→ **Source text**

The Donaldsons Stand Among Roslyn's Black Pioneers Part 1

by Alisa Weis and Ryan Anthony Donaldson

Authors’ note: This is the first part of a five-part series on Roslyn’s Black Pioneers, made possible due to the diligent research of Lillian “Babe” (Donaldson) Warren and her husband Robert E. Williams through The Donaldson Odyssey: Footsteps to Freedom and the continued efforts of the Donaldson family to bring their family history to light.

Jessee Donaldson in McNeil Island Penitentiary Inmate Intake Register, December 17, 1902 (Photo courtesy of National Archives at Seattle)

Jessee Donaldson achieved his freedom before he was fully grown.

In one snapshot Jessee Donaldson is frozen in time: It’s 1902. He’s sitting up straight in a chair, wearing a striped prison issued shirt and a hardy expression that hints at the struggles he’d overcome. He faced more than your average man and lived to prevail despite so many atrocities placed upon him.

Jessee began his life enslaved by his presumed white father and white stepmother and their children. Joining him in this same household was his Black birth mother and Black half siblings who were also enslaved.

Jessee joined the Union Army exactly one year after the Civil War began to escape slavery. He sustained lifelong injuries that hindered but did not hold him back.

In years to come he and his wife Anna successfully relocated their family 2,500 miles west for a better life in the mining town Roslyn, Washington.

His story wouldn’t be stopped by three months of federal incarceration for a questionable offense. Jessee’s legacy carries on today through the hundreds of Donaldson descendants in Washington state, California, Texas, Ohio, and beyond.

In analyzing Jessee’s photo taken 120 years ago, you’ll note his strong jawline and mustache befitting a man at the turn of the twentieth century. His eyes engage the camera with blurred version, one eye wounded from war, the other looking directly to the camera. Perhaps he realized that this three-month stint served at McNeil Island, charged, and convicted for “selling liquor to an Indian,” would only be a minor setback. His journey was paused, but he wouldn’t be stopped for long.

“He was arrested for selling to family!” great great granddaughter Lenora Bentley declared, alluding to the fact that the Donaldsons are a multiracial family comprised of a skin shade spectrum since at least the 1800’s.

Descendants (L-R) Greg Smith, Al "Butch" Smith, Ryan Anthony Donaldson, and Raymond Donaldson at the National Archives at Seattle May 20, 2022 (photo courtesy of Ryan Anthony Donaldson)

Jessee’s great (times five) grandson, Ryan Anthony Donaldson, who works as an archivist, gazed upon Jessee’s image at the National Archives at Seattle for the first time this past May along with his father, Ray Donaldson, cousin Butch Smith, and Butch’s son Greg Smith, and can’t stop reflecting on the experience. To say he was moved is an understatement.

→ **Stated goal 1**
Summarize the article on Jessee Donaldson in two sentences.

→ **Excerpted data**
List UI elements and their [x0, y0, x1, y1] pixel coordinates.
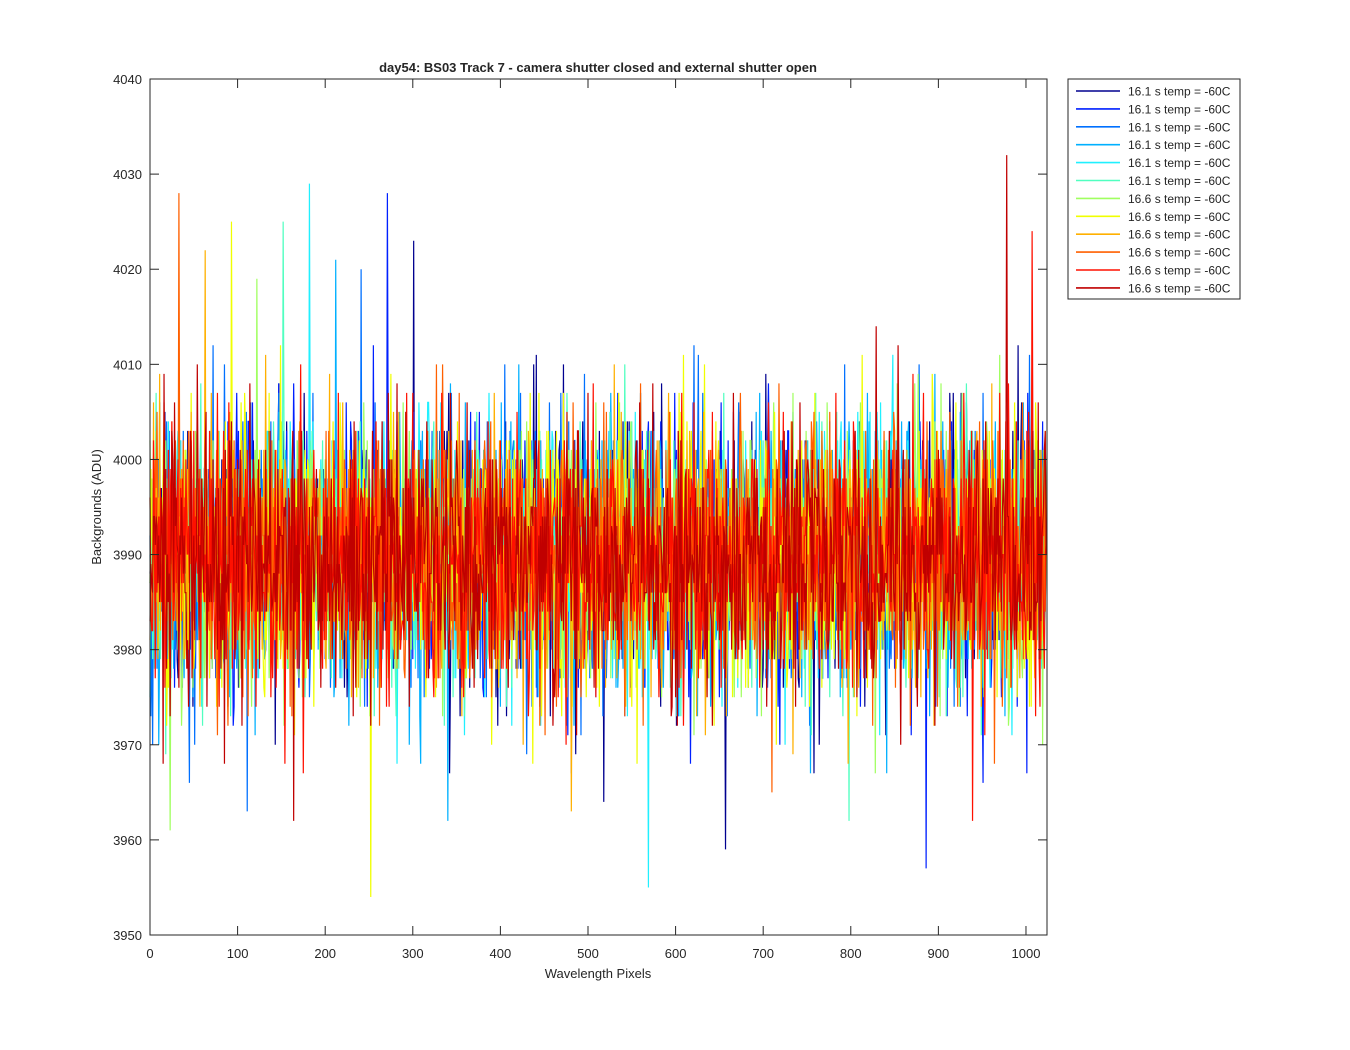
plot-frame — [149, 78, 1048, 936]
legend-label: 16.6 s temp = -60C — [1128, 210, 1231, 224]
legend-label: 16.1 s temp = -60C — [1128, 138, 1231, 152]
legend-items: 16.1 s temp = -60C 16.1 s temp = -60C 16.1… — [1076, 85, 1231, 295]
legend-label: 16.6 s temp = -60C — [1128, 246, 1231, 260]
x-axis-label: Wavelength Pixels — [545, 966, 652, 981]
x-tick-label: 400 — [490, 946, 512, 961]
x-tick-label: 900 — [928, 946, 950, 961]
x-tick-label: 500 — [577, 946, 599, 961]
x-tick-label: 700 — [752, 946, 774, 961]
y-tick-label: 4030 — [113, 167, 142, 182]
chart-title: day54: BS03 Track 7 - camera shutter clo… — [379, 60, 817, 75]
series-line-12 — [149, 155, 1047, 821]
y-tick-label: 3990 — [113, 548, 142, 563]
x-tick-label: 0 — [146, 946, 153, 961]
y-tick-label: 3950 — [113, 928, 142, 943]
legend-label: 16.6 s temp = -60C — [1128, 192, 1231, 206]
legend-label: 16.1 s temp = -60C — [1128, 156, 1231, 170]
y-tick-label: 3980 — [113, 643, 142, 658]
legend-label: 16.1 s temp = -60C — [1128, 174, 1231, 188]
legend-label: 16.1 s temp = -60C — [1128, 85, 1231, 99]
y-tick-label: 3970 — [113, 738, 142, 753]
y-tick-label: 4020 — [113, 262, 142, 277]
legend-label: 16.6 s temp = -60C — [1128, 264, 1231, 278]
legend-label: 16.6 s temp = -60C — [1128, 281, 1231, 295]
x-tick-label: 200 — [314, 946, 336, 961]
y-tick-label: 4000 — [113, 452, 142, 467]
y-tick-label: 4040 — [113, 72, 142, 87]
legend-box — [1067, 78, 1241, 300]
legend-label: 16.1 s temp = -60C — [1128, 102, 1231, 116]
plot-area: 0 100 200 300 400 500 600 700 800 900 1000 3950 3960… — [113, 72, 1048, 961]
y-tick-label: 4010 — [113, 357, 142, 372]
x-tick-label: 1000 — [1012, 946, 1041, 961]
x-tick-label: 600 — [665, 946, 687, 961]
legend: 16.1 s temp = -60C 16.1 s temp = -60C 16.1… — [1067, 78, 1241, 300]
x-tick-label: 800 — [840, 946, 862, 961]
legend-label: 16.6 s temp = -60C — [1128, 228, 1231, 242]
legend-label: 16.1 s temp = -60C — [1128, 120, 1231, 134]
y-tick-label: 3960 — [113, 833, 142, 848]
y-axis-label: Backgrounds (ADU) — [89, 449, 104, 565]
ticks-layer: 0 100 200 300 400 500 600 700 800 900 1000 3950 3960… — [113, 72, 1047, 961]
x-tick-label: 300 — [402, 946, 424, 961]
x-tick-label: 100 — [227, 946, 249, 961]
series-layer — [149, 155, 1047, 897]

→ **Stated goal 2**
Reproduce the lines of the records between the line containing "plot-frame — [149, 78, 1048, 936]" and the line containing "x-tick-label: 700 — [752, 946, 774, 961]", inclusive.

→ **Reply 1**
Jessee Donaldson, born enslaved in the household of his presumed white father, escaped slavery by joining the Union Army and later moved his family with his wife Anna 2,500 miles west to the mining town of Roslyn, Washington. In 1902 he served three months at McNeil Island for "selling liquor to an Indian," and his legacy continues through hundreds of descendants in Washington state, California, Texas, Ohio, and beyond.

→ **Reply 2**
plot-frame — [149, 78, 1048, 936]
legend-label: 16.6 s temp = -60C — [1128, 210, 1231, 224]
legend-label: 16.1 s temp = -60C — [1128, 138, 1231, 152]
legend-items: 16.1 s temp = -60C 16.1 s temp = -60C 16.1… — [1076, 85, 1231, 295]
legend-label: 16.6 s temp = -60C — [1128, 246, 1231, 260]
x-axis-label: Wavelength Pixels — [545, 966, 652, 981]
x-tick-label: 400 — [490, 946, 512, 961]
x-tick-label: 900 — [928, 946, 950, 961]
x-tick-label: 500 — [577, 946, 599, 961]
x-tick-label: 700 — [752, 946, 774, 961]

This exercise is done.